DATA FOR THIS EXERCISE:
------

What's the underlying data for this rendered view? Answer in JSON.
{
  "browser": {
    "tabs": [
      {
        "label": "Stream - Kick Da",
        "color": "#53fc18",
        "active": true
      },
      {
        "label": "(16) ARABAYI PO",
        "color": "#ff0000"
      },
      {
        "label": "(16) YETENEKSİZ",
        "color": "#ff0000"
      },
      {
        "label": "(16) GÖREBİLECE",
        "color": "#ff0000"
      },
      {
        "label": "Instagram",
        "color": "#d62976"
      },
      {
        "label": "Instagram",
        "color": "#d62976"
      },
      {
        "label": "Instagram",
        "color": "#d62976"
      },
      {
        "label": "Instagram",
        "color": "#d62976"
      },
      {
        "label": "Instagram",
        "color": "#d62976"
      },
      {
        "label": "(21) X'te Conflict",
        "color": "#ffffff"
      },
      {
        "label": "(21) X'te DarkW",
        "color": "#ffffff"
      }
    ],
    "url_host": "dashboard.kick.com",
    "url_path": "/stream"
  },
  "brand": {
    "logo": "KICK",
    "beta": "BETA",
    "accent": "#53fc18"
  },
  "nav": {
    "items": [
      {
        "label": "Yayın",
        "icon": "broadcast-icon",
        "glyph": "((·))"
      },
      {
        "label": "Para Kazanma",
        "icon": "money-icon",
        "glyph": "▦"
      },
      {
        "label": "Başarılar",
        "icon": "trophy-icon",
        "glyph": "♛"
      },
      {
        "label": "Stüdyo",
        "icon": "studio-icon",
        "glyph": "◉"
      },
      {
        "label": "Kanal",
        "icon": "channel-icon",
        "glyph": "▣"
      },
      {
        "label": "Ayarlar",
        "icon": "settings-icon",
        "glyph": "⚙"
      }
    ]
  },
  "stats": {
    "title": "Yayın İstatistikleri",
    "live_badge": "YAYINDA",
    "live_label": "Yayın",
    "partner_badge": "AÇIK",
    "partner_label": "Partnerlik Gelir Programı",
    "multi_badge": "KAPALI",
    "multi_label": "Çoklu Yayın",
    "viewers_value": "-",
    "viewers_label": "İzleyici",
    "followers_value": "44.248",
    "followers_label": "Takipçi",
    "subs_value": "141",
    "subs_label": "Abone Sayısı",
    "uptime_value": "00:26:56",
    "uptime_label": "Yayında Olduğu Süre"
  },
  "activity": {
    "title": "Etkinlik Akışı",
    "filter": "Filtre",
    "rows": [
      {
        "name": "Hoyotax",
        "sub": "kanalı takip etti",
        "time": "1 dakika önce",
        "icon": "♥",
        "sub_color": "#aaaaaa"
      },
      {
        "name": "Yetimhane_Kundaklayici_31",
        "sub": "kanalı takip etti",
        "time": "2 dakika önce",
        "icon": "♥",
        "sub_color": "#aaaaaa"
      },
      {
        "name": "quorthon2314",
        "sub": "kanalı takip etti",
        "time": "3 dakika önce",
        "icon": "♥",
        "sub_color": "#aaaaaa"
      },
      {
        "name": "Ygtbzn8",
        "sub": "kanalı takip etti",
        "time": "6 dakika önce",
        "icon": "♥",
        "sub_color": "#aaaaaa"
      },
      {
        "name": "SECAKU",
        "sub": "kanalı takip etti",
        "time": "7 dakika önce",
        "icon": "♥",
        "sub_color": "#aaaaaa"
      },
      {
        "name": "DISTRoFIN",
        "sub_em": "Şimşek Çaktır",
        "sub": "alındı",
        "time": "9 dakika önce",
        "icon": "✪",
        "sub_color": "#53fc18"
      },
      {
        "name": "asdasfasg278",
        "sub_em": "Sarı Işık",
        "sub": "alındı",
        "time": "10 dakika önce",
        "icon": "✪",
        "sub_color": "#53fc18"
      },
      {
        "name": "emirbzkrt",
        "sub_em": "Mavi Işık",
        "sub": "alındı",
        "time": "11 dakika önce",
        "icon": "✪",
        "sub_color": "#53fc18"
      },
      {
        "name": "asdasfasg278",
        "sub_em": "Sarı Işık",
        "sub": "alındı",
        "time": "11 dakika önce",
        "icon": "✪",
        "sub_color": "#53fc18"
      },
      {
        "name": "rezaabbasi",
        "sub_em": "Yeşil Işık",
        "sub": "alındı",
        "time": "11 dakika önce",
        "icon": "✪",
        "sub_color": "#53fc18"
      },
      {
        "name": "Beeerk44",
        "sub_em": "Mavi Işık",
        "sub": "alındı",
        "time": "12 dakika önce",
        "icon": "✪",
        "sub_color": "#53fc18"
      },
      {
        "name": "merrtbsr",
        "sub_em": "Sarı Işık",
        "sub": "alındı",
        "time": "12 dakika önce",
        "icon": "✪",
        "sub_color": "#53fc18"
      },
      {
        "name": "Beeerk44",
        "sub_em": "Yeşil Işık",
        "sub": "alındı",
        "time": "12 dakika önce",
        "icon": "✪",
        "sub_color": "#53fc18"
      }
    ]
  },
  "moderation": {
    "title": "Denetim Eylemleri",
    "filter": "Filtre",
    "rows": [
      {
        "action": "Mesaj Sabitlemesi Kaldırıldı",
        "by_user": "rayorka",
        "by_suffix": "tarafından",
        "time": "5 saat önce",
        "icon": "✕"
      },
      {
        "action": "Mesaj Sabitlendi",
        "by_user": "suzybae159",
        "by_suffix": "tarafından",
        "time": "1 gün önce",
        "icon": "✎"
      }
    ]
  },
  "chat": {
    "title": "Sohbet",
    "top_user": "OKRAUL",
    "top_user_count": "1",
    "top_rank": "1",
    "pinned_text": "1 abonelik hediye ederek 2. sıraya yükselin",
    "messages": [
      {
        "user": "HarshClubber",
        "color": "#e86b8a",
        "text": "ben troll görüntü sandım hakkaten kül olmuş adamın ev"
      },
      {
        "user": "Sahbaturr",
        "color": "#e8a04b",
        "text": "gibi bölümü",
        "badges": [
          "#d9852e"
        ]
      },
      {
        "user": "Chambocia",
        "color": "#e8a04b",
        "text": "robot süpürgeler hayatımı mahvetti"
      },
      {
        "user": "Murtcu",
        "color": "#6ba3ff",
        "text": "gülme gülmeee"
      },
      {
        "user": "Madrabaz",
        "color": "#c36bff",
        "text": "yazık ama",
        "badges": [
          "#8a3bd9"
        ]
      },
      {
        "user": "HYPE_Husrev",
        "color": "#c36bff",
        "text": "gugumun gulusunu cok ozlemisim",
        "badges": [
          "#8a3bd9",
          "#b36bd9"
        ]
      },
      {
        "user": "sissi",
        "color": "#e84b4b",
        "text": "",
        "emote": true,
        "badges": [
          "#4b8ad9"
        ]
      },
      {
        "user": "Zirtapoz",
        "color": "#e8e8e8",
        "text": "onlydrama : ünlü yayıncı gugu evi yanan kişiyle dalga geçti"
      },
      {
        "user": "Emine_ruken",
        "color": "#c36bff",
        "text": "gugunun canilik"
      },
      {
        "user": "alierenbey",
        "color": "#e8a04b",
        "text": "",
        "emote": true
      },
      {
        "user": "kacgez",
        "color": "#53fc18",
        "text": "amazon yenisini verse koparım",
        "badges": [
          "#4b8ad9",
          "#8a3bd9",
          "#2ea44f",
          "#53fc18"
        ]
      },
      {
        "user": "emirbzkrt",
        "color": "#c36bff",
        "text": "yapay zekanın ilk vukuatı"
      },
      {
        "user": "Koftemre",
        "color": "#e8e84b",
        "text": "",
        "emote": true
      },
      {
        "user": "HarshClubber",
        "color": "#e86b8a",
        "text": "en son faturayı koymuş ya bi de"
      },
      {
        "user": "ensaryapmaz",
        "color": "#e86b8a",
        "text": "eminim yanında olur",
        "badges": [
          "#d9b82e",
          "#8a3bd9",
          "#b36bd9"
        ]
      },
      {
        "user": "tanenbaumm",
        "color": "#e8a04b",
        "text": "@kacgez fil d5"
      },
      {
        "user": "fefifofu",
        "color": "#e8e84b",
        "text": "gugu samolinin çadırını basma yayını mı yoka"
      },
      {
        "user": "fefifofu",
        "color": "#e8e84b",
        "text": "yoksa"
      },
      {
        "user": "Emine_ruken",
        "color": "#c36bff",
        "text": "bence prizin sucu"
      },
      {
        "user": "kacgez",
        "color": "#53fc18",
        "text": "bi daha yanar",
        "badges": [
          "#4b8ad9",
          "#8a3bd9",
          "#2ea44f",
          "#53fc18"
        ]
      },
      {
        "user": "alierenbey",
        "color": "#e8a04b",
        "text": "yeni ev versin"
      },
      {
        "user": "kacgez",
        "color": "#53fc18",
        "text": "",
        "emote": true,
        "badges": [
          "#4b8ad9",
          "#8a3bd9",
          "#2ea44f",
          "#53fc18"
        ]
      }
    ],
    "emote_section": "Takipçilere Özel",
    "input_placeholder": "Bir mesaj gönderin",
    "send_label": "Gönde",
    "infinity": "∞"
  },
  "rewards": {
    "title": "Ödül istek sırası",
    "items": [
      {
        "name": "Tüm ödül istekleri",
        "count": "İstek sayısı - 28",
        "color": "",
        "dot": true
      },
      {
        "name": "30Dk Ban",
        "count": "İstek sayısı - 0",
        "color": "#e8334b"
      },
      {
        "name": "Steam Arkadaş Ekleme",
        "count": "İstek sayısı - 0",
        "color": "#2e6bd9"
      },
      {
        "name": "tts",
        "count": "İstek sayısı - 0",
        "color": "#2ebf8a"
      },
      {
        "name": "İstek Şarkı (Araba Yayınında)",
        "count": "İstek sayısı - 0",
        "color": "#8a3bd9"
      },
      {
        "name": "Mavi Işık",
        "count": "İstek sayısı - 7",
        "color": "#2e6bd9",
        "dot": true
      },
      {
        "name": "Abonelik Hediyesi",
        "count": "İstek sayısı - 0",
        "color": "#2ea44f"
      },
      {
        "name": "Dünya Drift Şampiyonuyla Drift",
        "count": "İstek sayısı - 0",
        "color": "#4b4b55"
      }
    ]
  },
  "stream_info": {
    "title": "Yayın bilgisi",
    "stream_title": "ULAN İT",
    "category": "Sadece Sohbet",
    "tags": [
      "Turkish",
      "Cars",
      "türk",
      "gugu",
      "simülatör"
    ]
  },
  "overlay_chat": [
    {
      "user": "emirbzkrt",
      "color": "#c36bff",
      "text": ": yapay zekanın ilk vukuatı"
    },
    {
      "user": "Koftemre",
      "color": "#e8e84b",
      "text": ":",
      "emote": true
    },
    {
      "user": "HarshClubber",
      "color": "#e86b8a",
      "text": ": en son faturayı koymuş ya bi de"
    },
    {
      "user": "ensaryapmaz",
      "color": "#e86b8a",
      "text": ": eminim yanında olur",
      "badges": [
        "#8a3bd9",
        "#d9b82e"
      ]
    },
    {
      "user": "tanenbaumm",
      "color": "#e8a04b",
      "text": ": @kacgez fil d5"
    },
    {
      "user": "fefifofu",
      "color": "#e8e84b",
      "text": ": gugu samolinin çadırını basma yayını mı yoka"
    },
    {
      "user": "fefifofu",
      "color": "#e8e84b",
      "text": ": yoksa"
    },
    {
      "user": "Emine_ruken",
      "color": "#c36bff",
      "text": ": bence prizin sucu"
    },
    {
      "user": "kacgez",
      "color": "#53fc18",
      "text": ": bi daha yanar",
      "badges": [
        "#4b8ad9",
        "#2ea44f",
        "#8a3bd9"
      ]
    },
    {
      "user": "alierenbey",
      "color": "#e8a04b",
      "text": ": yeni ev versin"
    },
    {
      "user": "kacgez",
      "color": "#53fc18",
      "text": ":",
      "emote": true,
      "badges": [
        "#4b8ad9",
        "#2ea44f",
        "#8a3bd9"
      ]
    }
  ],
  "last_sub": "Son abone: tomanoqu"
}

------

GIVEN REQUEST: Search the listing for the word "Sohbet". Copy every line in which it occurs.

ANSWER TO THIS TASK:
    "title": "Sohbet",
    "category": "Sadece Sohbet",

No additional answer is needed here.